## Begin Materials provided

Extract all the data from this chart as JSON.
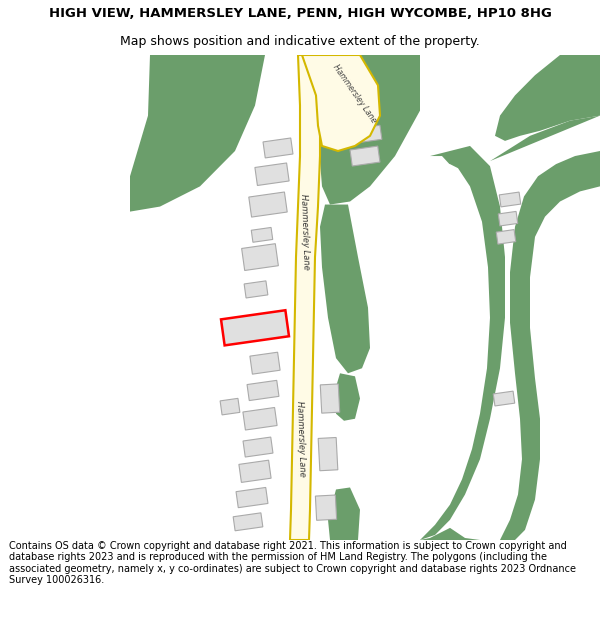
{
  "title_line1": "HIGH VIEW, HAMMERSLEY LANE, PENN, HIGH WYCOMBE, HP10 8HG",
  "title_line2": "Map shows position and indicative extent of the property.",
  "footer": "Contains OS data © Crown copyright and database right 2021. This information is subject to Crown copyright and database rights 2023 and is reproduced with the permission of HM Land Registry. The polygons (including the associated geometry, namely x, y co-ordinates) are subject to Crown copyright and database rights 2023 Ordnance Survey 100026316.",
  "bg_color": "#ffffff",
  "map_bg": "#ffffff",
  "green_color": "#6b9e6b",
  "road_fill": "#fffbe6",
  "road_border": "#d4b800",
  "building_color": "#e0e0e0",
  "building_border": "#aaaaaa",
  "highlight_color": "#ff0000",
  "title_fontsize": 9.5,
  "subtitle_fontsize": 9.0,
  "footer_fontsize": 7.0
}
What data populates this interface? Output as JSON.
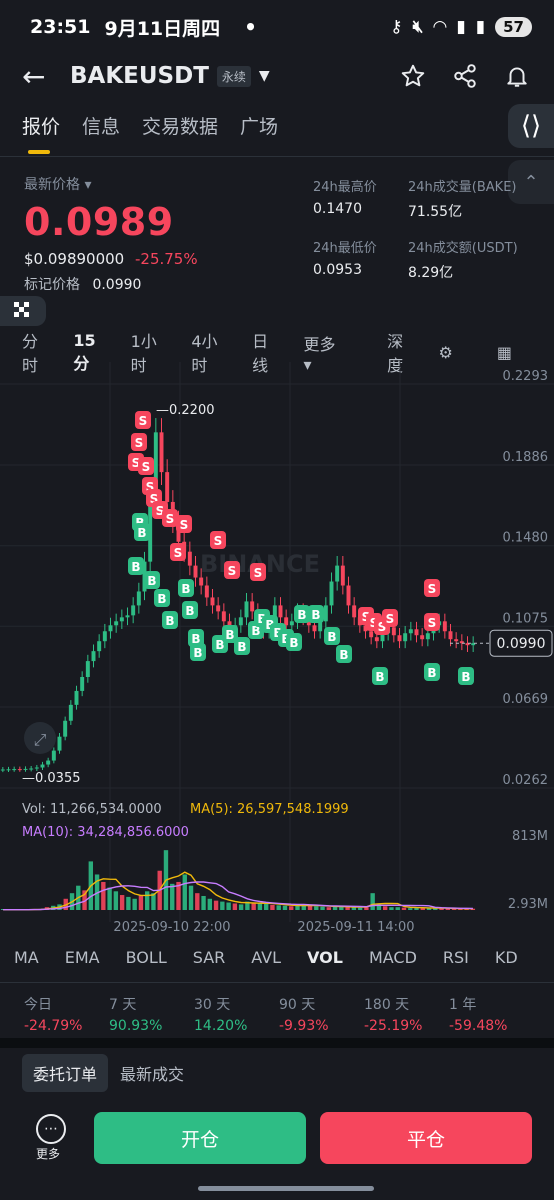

## End Materials provided

Copy out each line in the listing that has the word "JSON".

> **Response for this exercise**
Extract all the data from this chart as JSON.
What data populates this interface? Output as JSON.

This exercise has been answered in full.